Dataset entries:
-=-=-=-=-
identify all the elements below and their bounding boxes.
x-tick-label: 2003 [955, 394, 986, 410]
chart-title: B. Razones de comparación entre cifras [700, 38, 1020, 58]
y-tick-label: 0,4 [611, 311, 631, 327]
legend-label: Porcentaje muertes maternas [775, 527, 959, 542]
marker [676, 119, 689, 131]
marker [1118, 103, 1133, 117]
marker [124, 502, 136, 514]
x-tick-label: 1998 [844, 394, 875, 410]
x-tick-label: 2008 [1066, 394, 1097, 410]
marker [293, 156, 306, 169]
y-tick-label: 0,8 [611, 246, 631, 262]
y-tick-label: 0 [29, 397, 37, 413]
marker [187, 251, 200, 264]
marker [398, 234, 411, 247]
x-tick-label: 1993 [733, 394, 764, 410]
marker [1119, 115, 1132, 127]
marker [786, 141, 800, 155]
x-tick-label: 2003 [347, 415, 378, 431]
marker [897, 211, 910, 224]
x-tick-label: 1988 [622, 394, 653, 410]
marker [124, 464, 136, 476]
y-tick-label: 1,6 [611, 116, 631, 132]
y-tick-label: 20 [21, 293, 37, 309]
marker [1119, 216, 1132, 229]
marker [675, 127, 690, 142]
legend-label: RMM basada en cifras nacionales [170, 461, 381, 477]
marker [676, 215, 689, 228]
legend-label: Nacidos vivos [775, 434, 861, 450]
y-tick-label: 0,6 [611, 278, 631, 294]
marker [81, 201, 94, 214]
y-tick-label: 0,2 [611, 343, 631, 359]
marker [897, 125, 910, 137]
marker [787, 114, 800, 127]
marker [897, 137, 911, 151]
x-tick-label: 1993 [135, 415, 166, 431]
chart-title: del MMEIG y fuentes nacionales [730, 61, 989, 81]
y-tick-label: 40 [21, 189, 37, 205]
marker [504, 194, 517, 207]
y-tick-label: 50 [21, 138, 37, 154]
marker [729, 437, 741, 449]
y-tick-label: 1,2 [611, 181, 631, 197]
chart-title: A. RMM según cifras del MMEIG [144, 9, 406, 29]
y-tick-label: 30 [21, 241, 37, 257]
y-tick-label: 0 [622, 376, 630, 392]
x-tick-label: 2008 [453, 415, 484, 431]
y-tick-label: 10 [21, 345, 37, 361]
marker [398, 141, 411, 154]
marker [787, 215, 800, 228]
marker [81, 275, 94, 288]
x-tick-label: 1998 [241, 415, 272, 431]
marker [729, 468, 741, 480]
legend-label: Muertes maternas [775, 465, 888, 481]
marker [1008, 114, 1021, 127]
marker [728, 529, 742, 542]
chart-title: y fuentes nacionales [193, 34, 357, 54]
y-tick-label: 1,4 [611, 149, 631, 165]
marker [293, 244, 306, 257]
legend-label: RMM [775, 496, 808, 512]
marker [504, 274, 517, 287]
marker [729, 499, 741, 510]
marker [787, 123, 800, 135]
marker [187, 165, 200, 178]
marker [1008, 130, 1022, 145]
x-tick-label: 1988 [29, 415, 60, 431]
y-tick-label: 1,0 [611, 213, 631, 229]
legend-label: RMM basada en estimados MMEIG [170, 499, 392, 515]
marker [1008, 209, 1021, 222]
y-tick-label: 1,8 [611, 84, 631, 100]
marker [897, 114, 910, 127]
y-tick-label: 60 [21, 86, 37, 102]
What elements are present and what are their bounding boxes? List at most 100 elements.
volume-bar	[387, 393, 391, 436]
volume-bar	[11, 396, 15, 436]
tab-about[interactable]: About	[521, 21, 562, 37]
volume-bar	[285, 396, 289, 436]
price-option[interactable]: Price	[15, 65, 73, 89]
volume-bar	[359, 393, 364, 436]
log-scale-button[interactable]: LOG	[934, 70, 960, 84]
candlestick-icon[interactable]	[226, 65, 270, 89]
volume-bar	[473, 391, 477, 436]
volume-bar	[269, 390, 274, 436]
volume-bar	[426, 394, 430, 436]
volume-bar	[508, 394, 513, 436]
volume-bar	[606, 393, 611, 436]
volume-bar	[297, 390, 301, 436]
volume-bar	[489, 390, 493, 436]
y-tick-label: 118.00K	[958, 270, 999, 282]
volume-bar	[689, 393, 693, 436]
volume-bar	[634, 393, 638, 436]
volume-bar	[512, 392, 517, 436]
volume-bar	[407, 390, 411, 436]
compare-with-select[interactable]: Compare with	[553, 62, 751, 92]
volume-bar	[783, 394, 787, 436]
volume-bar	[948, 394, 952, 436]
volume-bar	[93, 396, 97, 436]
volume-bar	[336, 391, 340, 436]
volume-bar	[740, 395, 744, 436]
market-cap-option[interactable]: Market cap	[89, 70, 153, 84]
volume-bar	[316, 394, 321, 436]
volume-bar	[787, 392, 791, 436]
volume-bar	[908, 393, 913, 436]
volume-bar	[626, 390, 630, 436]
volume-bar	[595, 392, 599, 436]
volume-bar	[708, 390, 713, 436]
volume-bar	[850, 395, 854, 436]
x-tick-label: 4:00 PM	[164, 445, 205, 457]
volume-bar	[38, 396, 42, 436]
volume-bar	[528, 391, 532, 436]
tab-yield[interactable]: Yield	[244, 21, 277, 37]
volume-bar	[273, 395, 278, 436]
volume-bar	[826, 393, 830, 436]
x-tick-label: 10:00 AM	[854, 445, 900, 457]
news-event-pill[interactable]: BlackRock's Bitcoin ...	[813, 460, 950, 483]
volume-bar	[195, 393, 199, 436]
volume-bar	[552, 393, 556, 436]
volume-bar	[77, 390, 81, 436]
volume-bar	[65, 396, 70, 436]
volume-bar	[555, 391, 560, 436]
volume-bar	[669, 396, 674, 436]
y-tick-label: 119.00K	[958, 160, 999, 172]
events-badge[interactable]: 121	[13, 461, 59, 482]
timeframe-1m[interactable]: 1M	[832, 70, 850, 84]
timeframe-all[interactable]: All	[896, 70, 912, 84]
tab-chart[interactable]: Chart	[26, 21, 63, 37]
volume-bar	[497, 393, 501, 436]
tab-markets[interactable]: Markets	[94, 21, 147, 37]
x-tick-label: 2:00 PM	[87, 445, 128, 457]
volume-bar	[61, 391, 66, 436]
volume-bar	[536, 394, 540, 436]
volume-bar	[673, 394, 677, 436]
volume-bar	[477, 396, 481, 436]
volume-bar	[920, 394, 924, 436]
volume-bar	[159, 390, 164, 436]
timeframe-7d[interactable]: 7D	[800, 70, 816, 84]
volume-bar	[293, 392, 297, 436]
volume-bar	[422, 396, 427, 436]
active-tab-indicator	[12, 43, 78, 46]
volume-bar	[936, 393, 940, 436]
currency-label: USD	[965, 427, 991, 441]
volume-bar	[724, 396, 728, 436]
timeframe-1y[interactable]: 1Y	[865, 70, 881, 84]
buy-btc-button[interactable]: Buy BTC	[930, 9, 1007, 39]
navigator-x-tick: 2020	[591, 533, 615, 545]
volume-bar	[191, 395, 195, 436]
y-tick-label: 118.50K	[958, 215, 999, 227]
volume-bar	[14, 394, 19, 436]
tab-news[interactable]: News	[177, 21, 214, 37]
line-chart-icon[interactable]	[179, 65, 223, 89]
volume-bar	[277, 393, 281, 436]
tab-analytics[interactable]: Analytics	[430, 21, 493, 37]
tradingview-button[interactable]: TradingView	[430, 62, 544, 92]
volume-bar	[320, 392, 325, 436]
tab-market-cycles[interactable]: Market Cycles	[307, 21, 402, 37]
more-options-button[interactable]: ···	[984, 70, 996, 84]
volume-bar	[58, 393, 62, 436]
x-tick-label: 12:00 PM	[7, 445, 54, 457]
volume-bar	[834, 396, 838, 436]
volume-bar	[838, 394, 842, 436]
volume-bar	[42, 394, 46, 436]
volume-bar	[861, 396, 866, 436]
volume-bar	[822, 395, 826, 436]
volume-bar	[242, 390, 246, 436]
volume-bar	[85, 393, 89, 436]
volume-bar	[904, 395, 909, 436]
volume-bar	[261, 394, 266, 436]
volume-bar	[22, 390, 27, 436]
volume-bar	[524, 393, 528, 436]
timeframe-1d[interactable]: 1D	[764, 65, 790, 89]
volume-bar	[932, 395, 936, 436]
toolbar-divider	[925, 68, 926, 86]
-=-=-=-=-
◆ **Problem to work on**:
Copy the data from its first line through the line that contains "marker [676, 215, 689, 228]", including that line, and swap every "legend-label" for "legend-entry" while leaving everything else unchanged. Give only those lines.

◆ **Solution**:
identify all the elements below and their bounding boxes.
x-tick-label: 2003 [955, 394, 986, 410]
chart-title: B. Razones de comparación entre cifras [700, 38, 1020, 58]
y-tick-label: 0,4 [611, 311, 631, 327]
legend-entry: Porcentaje muertes maternas [775, 527, 959, 542]
marker [676, 119, 689, 131]
marker [1118, 103, 1133, 117]
marker [124, 502, 136, 514]
x-tick-label: 1998 [844, 394, 875, 410]
x-tick-label: 2008 [1066, 394, 1097, 410]
marker [293, 156, 306, 169]
y-tick-label: 0,8 [611, 246, 631, 262]
y-tick-label: 0 [29, 397, 37, 413]
marker [187, 251, 200, 264]
marker [398, 234, 411, 247]
x-tick-label: 1993 [733, 394, 764, 410]
marker [1119, 115, 1132, 127]
marker [786, 141, 800, 155]
x-tick-label: 2003 [347, 415, 378, 431]
marker [897, 211, 910, 224]
x-tick-label: 1988 [622, 394, 653, 410]
marker [124, 464, 136, 476]
y-tick-label: 1,6 [611, 116, 631, 132]
y-tick-label: 20 [21, 293, 37, 309]
marker [1119, 216, 1132, 229]
marker [675, 127, 690, 142]
legend-entry: RMM basada en cifras nacionales [170, 461, 381, 477]
marker [676, 215, 689, 228]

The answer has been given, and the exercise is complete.